> [SUPPLIED PASSAGE]:
# # # # # # #
Re: CLDR and ICU

From: Mark Davis ☕ <mark_at_macchiato.com>
Date: Fri, 27 Jul 2012 09:01:13 -0700

The key term is 'open interchange'.

"In effect, noncharacters can be thought of as application-internal
private-use code points. Unlike the private-use characters discussed in
Section 16.5, Private-Use Characters, which are assigned characters and
which are intended for use in open interchange, subject to interpretation
by private agreement, noncharacters are permanently reserved (unassigned)
and have no interpretation whatsoever outside of their possible
application-internal private uses."

For CLDR collation data - *not open interchange, but specific to use in
CLDR collation data* - these characters have specified use as sentinel
characters, marking the boundaries for CJK 'buckets' for use in indexes.
This is described in http://unicode.org/reports/tr35/#Collation_Elements.
# # # # # # #
> [TASKS FOR THIS EXERCISE]:
[A] Answer these about the CLDR and ICU post, one line each:
(i) What term does the post name as the key term?
(ii) Which section discusses private-use characters?
(iii) In CLDR collation data, what do the sentinel characters mark the boundaries of?
[B] Retype everything in the CLDR and ICU post from "and have no" down to "use in indexes.".
# # # # # # #
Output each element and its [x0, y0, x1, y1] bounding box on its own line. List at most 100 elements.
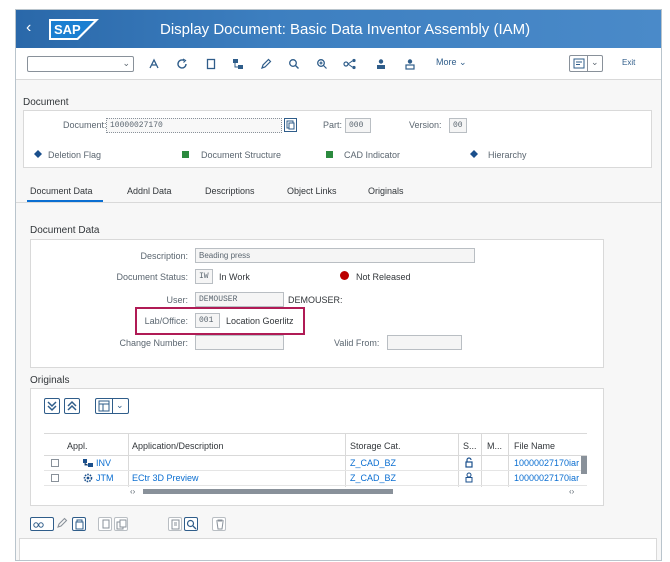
- document-structure-icon: [182, 151, 189, 158]
- user-field: DEMOUSER: [195, 292, 284, 307]
- originals-table: Appl. Application/Description Storage Ca…: [44, 433, 587, 496]
- deletion-flag-icon: [34, 150, 42, 158]
- transaction-icon[interactable]: [146, 56, 162, 72]
- tab-object-links[interactable]: Object Links: [287, 186, 337, 196]
- description-field: Beading press: [195, 248, 475, 263]
- status-code-field: IW: [195, 269, 213, 284]
- column-header-storage[interactable]: Storage Cat.: [350, 441, 401, 451]
- user-lock-icon: [464, 472, 474, 483]
- search-icon[interactable]: [184, 517, 198, 531]
- table-row[interactable]: JTM ECtr 3D Preview Z_CAD_BZ 10000027170…: [44, 471, 587, 486]
- originals-section-title: Originals: [30, 375, 70, 386]
- user-full-name: DEMOUSER:: [288, 295, 343, 305]
- legend-hierarchy: Hierarchy: [488, 150, 527, 160]
- table-layout-button[interactable]: ⌄: [95, 398, 129, 414]
- file-name[interactable]: 10000027170iar: [514, 458, 586, 468]
- collapse-all-icon[interactable]: [64, 398, 80, 414]
- document-status-label: Document Status:: [116, 272, 188, 282]
- search-next-icon[interactable]: [314, 56, 330, 72]
- application-toolbar: ⌄ More ⌄ ⌄ Exit: [16, 48, 661, 80]
- back-icon[interactable]: ‹: [26, 18, 40, 38]
- part-field: 000: [345, 118, 371, 133]
- appl-code[interactable]: JTM: [96, 473, 114, 483]
- delete-icon[interactable]: [212, 517, 226, 531]
- scroll-right-icon[interactable]: ‹›: [569, 487, 579, 496]
- storage-category[interactable]: Z_CAD_BZ: [350, 458, 396, 468]
- appl-code[interactable]: INV: [96, 458, 111, 468]
- row-description[interactable]: ECtr 3D Preview: [132, 473, 199, 483]
- row-checkbox[interactable]: [51, 459, 59, 467]
- table-row[interactable]: INV Z_CAD_BZ 10000027170iar: [44, 456, 587, 471]
- valid-from-label: Valid From:: [334, 338, 380, 348]
- document-label: Document:: [63, 120, 107, 130]
- tab-descriptions[interactable]: Descriptions: [205, 186, 255, 196]
- sap-window: ‹ SAP Display Document: Basic Data Inven…: [15, 9, 662, 561]
- checkin-icon[interactable]: [168, 517, 182, 531]
- chevron-down-icon: ⌄: [459, 57, 467, 67]
- tab-document-data[interactable]: Document Data: [30, 186, 93, 196]
- user-settings-icon[interactable]: [402, 56, 418, 72]
- copy-icon[interactable]: [114, 517, 128, 531]
- sap-logo[interactable]: SAP: [49, 19, 99, 40]
- display-button[interactable]: [30, 517, 54, 531]
- tab-originals[interactable]: Originals: [368, 186, 404, 196]
- hierarchy-icon: [470, 150, 478, 158]
- lab-office-text: Location Goerlitz: [226, 316, 294, 326]
- column-header-file-name[interactable]: File Name: [514, 441, 555, 451]
- content-viewer-panel: [19, 538, 657, 560]
- user-icon[interactable]: [373, 56, 389, 72]
- horizontal-scrollbar[interactable]: [143, 489, 393, 494]
- chevron-down-icon[interactable]: ⌄: [122, 58, 130, 69]
- description-label: Description:: [140, 251, 188, 261]
- tab-strip: Document Data Addnl Data Descriptions Ob…: [16, 180, 661, 203]
- more-menu-button[interactable]: More ⌄: [436, 57, 467, 68]
- edit-pencil-icon[interactable]: [258, 56, 274, 72]
- user-label: User:: [166, 295, 188, 305]
- structure-icon[interactable]: [230, 56, 246, 72]
- sap-logo-text: SAP: [54, 22, 81, 37]
- version-field: 00: [449, 118, 467, 133]
- unlock-icon: [464, 457, 474, 468]
- column-header-appl[interactable]: Appl.: [67, 441, 88, 451]
- page-title: Display Document: Basic Data Inventor As…: [160, 21, 531, 38]
- edit-pencil-icon[interactable]: [56, 517, 69, 531]
- relationship-icon[interactable]: [342, 56, 358, 72]
- legend-deletion-flag: Deletion Flag: [48, 150, 102, 160]
- document-section-title: Document: [23, 97, 69, 108]
- chevron-down-icon: ⌄: [591, 57, 599, 67]
- document-data-section-title: Document Data: [30, 225, 100, 236]
- document-number-field[interactable]: 10000027170: [106, 118, 282, 133]
- shell-header: ‹ SAP Display Document: Basic Data Inven…: [16, 10, 661, 48]
- legend-document-structure: Document Structure: [201, 150, 282, 160]
- chevron-down-icon: ⌄: [116, 400, 124, 410]
- command-field[interactable]: ⌄: [27, 56, 134, 72]
- scroll-left-icon[interactable]: ‹›: [130, 487, 140, 496]
- layout-menu-button[interactable]: ⌄: [569, 55, 603, 72]
- refresh-icon[interactable]: [174, 56, 190, 72]
- column-header-status[interactable]: S...: [463, 441, 477, 451]
- status-text: In Work: [219, 272, 250, 282]
- lab-office-label: Lab/Office:: [144, 316, 188, 326]
- search-icon[interactable]: [286, 56, 302, 72]
- change-number-label: Change Number:: [119, 338, 188, 348]
- column-header-m[interactable]: M...: [487, 441, 502, 451]
- change-number-field: [195, 335, 284, 350]
- row-checkbox[interactable]: [51, 474, 59, 482]
- vertical-scrollbar[interactable]: [581, 456, 587, 474]
- lab-office-code-field: 001: [195, 313, 220, 328]
- storage-category[interactable]: Z_CAD_BZ: [350, 473, 396, 483]
- more-label: More: [436, 57, 457, 67]
- file-name[interactable]: 10000027170iar: [514, 473, 586, 483]
- expand-all-icon[interactable]: [44, 398, 60, 414]
- not-released-status-icon: [340, 271, 349, 280]
- originals-panel: ⌄ Appl. Application/Description Storage …: [30, 388, 604, 506]
- value-help-icon[interactable]: [284, 118, 297, 132]
- column-header-description[interactable]: Application/Description: [132, 441, 224, 451]
- exit-button[interactable]: Exit: [622, 58, 635, 67]
- version-label: Version:: [409, 120, 442, 130]
- active-tab-indicator: [27, 200, 103, 202]
- new-document-icon[interactable]: [98, 517, 112, 531]
- document-icon[interactable]: [203, 56, 219, 72]
- tab-addnl-data[interactable]: Addnl Data: [127, 186, 172, 196]
- open-original-button[interactable]: [72, 517, 86, 531]
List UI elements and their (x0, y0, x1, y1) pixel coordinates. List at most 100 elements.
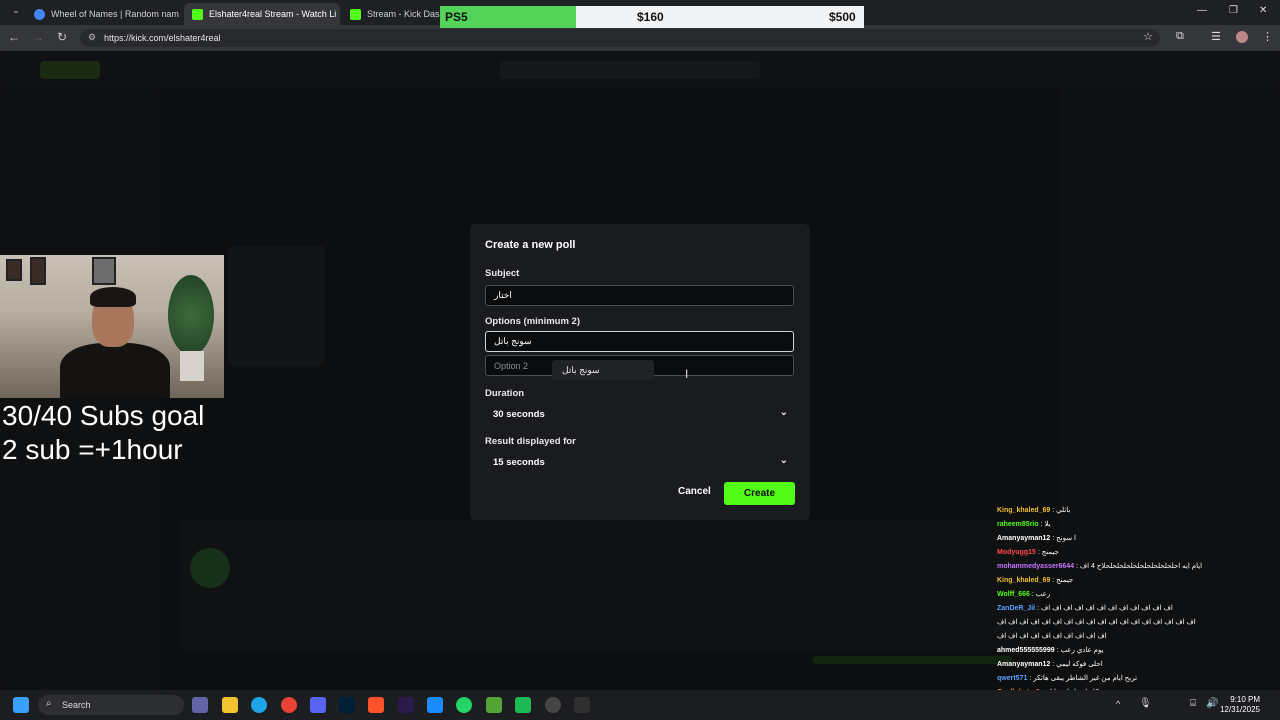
plant (168, 275, 214, 355)
url-text: https://kick.com/elshater4real (104, 33, 221, 43)
kick-favicon-icon (350, 8, 361, 20)
chat-username[interactable]: ZanDeR_Jil (997, 605, 1037, 612)
text-cursor-icon: I (685, 367, 689, 381)
kick-logo (40, 61, 100, 79)
minecraft-icon[interactable] (486, 697, 502, 713)
reload-icon[interactable]: ↻ (50, 30, 74, 44)
microphone-icon[interactable]: 🎙 (1139, 698, 1152, 709)
tray-chevron-icon[interactable]: ^ (1116, 699, 1120, 709)
chevron-down-icon: ⌄ (779, 455, 788, 466)
chat-text: : جيمنج (1052, 577, 1074, 584)
capcut-icon[interactable] (427, 697, 443, 713)
chat-overlay: King_khaled_69 : باتلي raheem85rio : يلا A… (997, 504, 1280, 720)
chat-username[interactable]: Modyugg15 (997, 549, 1038, 556)
bookmark-star-icon[interactable]: ☆ (1143, 30, 1153, 43)
chat-message: qwert571 : تريح ايام من غير الشاطر يبقى … (997, 672, 1280, 686)
windows-start-icon[interactable] (13, 697, 29, 713)
chat-message: Amanyayman12 : ا سونج (997, 532, 1280, 546)
premiere-icon[interactable] (398, 697, 414, 713)
chat-username[interactable]: mohammedyasser6644 (997, 563, 1076, 570)
duration-select[interactable]: 30 seconds ⌄ (485, 404, 794, 424)
back-arrow-icon[interactable]: ← (2, 30, 26, 44)
extensions-icon[interactable]: ⧉ (1176, 30, 1184, 43)
streamer-body (60, 343, 170, 398)
chat-username[interactable]: Amanyayman12 (997, 535, 1052, 542)
maximize-icon[interactable]: ❐ (1229, 5, 1238, 16)
video-preview (228, 246, 325, 366)
photoshop-icon[interactable] (339, 697, 355, 713)
file-explorer-icon[interactable] (222, 697, 238, 713)
followers-goal-bar (812, 656, 1012, 664)
search-icon: ⌕ (46, 698, 52, 709)
subject-input[interactable]: اختار (485, 285, 794, 306)
chat-username[interactable]: qwert571 (997, 675, 1029, 682)
duration-label: Duration (485, 388, 525, 399)
option-1-input[interactable]: سونج باتل (485, 331, 794, 352)
tab-label: Elshater4real Stream - Watch Li (209, 9, 337, 19)
chat-username[interactable]: Wolff_666 (997, 591, 1032, 598)
autocomplete-suggestion[interactable]: سونج باتل (552, 360, 654, 380)
brave-icon[interactable] (368, 697, 384, 713)
system-clock[interactable]: 9:10 PM 12/31/2025 (1220, 695, 1260, 715)
chat-text: : اف اف اف اف اف اف اف اف اف اف اف اف (1037, 605, 1173, 612)
url-bar[interactable]: ⚙ https://kick.com/elshater4real (80, 29, 1160, 47)
obs-icon[interactable] (545, 697, 561, 713)
chat-message: mohammedyasser6644 : ايام ايه احلحلحلحلح… (997, 560, 1280, 574)
chat-message: اف اف اف اف اف اف اف اف اف اف (997, 630, 1280, 644)
volume-icon[interactable]: 🔊 (1206, 698, 1218, 709)
webcam-feed (0, 255, 224, 398)
network-icon[interactable]: ⌸ (1190, 698, 1196, 709)
clock-time: 9:10 PM (1230, 695, 1260, 704)
chat-username[interactable]: King_khaled_69 (997, 577, 1052, 584)
chat-message: King_khaled_69 : جيمنج (997, 574, 1280, 588)
chat-username[interactable]: Amanyayman12 (997, 661, 1052, 668)
tab-list-chevron-icon[interactable]: ⌄ (4, 5, 28, 16)
chat-text: اف اف اف اف اف اف اف اف اف اف اف اف اف ا… (997, 619, 1196, 626)
chat-text: : تريح ايام من غير الشاطر يبقى هاتكر (1029, 675, 1138, 682)
chat-text: : ا سونج (1052, 535, 1076, 542)
taskbar-search[interactable]: ⌕ Search (38, 695, 184, 715)
wall-frame (6, 259, 22, 281)
plant-pot (180, 351, 204, 381)
profile-avatar-icon[interactable] (1236, 31, 1248, 43)
create-button[interactable]: Create (724, 482, 795, 505)
chat-message: King_khaled_69 : باتلي (997, 504, 1280, 518)
option-1-value: سونج باتل (494, 336, 532, 346)
minimize-icon[interactable]: — (1197, 5, 1207, 16)
chat-text: : يلا (1040, 521, 1051, 528)
windows-taskbar: ⌕ Search ^ 🎙 ⌸ 🔊 9:10 PM 12/31/2025 (0, 690, 1280, 720)
chat-text: : احلى فوكه ليمي (1052, 661, 1103, 668)
chrome-favicon-icon (34, 8, 45, 20)
close-window-icon[interactable]: ✕ (1259, 5, 1267, 16)
menu-dots-icon[interactable]: ⋮ (1262, 30, 1273, 43)
screen: ⌄ Wheel of Names | Random nam ✕ Elshater… (0, 0, 1280, 720)
subject-value: اختار (494, 290, 512, 300)
chat-text: : باتلي (1052, 507, 1071, 514)
discord-icon[interactable] (310, 697, 326, 713)
chat-username[interactable]: King_khaled_69 (997, 507, 1052, 514)
app-icon[interactable] (515, 697, 531, 713)
donation-goal-bar: PS5 $160 $500 (440, 6, 864, 28)
cancel-button[interactable]: Cancel (678, 486, 711, 497)
sub-rule-text: 2 sub =+1hour (2, 434, 183, 465)
edge-icon[interactable] (251, 697, 267, 713)
chat-message: ZanDeR_Jil : اف اف اف اف اف اف اف اف اف … (997, 602, 1280, 616)
tab-search-icon[interactable]: ☰ (1211, 30, 1221, 43)
forward-arrow-icon[interactable]: → (26, 30, 50, 44)
teams-icon[interactable] (192, 697, 208, 713)
chat-text: اف اف اف اف اف اف اف اف اف اف (997, 633, 1107, 640)
chat-message: Wolff_666 : رعب (997, 588, 1280, 602)
epic-games-icon[interactable] (574, 697, 590, 713)
tab-wheel-of-names[interactable]: Wheel of Names | Random nam ✕ (26, 3, 182, 25)
chat-message: raheem85rio : يلا (997, 518, 1280, 532)
chat-username[interactable]: raheem85rio (997, 521, 1041, 528)
result-select[interactable]: 15 seconds ⌄ (485, 452, 794, 472)
chrome-icon[interactable] (281, 697, 297, 713)
clock-date: 12/31/2025 (1219, 705, 1260, 714)
site-info-icon[interactable]: ⚙ (88, 32, 96, 43)
goal-current: $160 (637, 10, 664, 24)
tab-kick-dashboard[interactable]: Stream - Kick Dashbo (342, 3, 442, 25)
whatsapp-icon[interactable] (456, 697, 472, 713)
tab-kick-stream[interactable]: Elshater4real Stream - Watch Li ✕ (184, 3, 340, 25)
chat-username[interactable]: ahmed555555999 (997, 647, 1057, 654)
# # # # # # #
> [THE REPLIES]:
[A]
(i) 'Open interchange'.
(ii) Section 16.5, Private-Use Characters.
(iii) CJK 'buckets' for use in indexes.

[B]
and have no interpretation whatsoever outside of their possible
application-internal private uses."

For CLDR collation data - *not open interchange, but specific to use in
CLDR collation data* - these characters have specified use as sentinel
characters, marking the boundaries for CJK 'buckets' for use in indexes.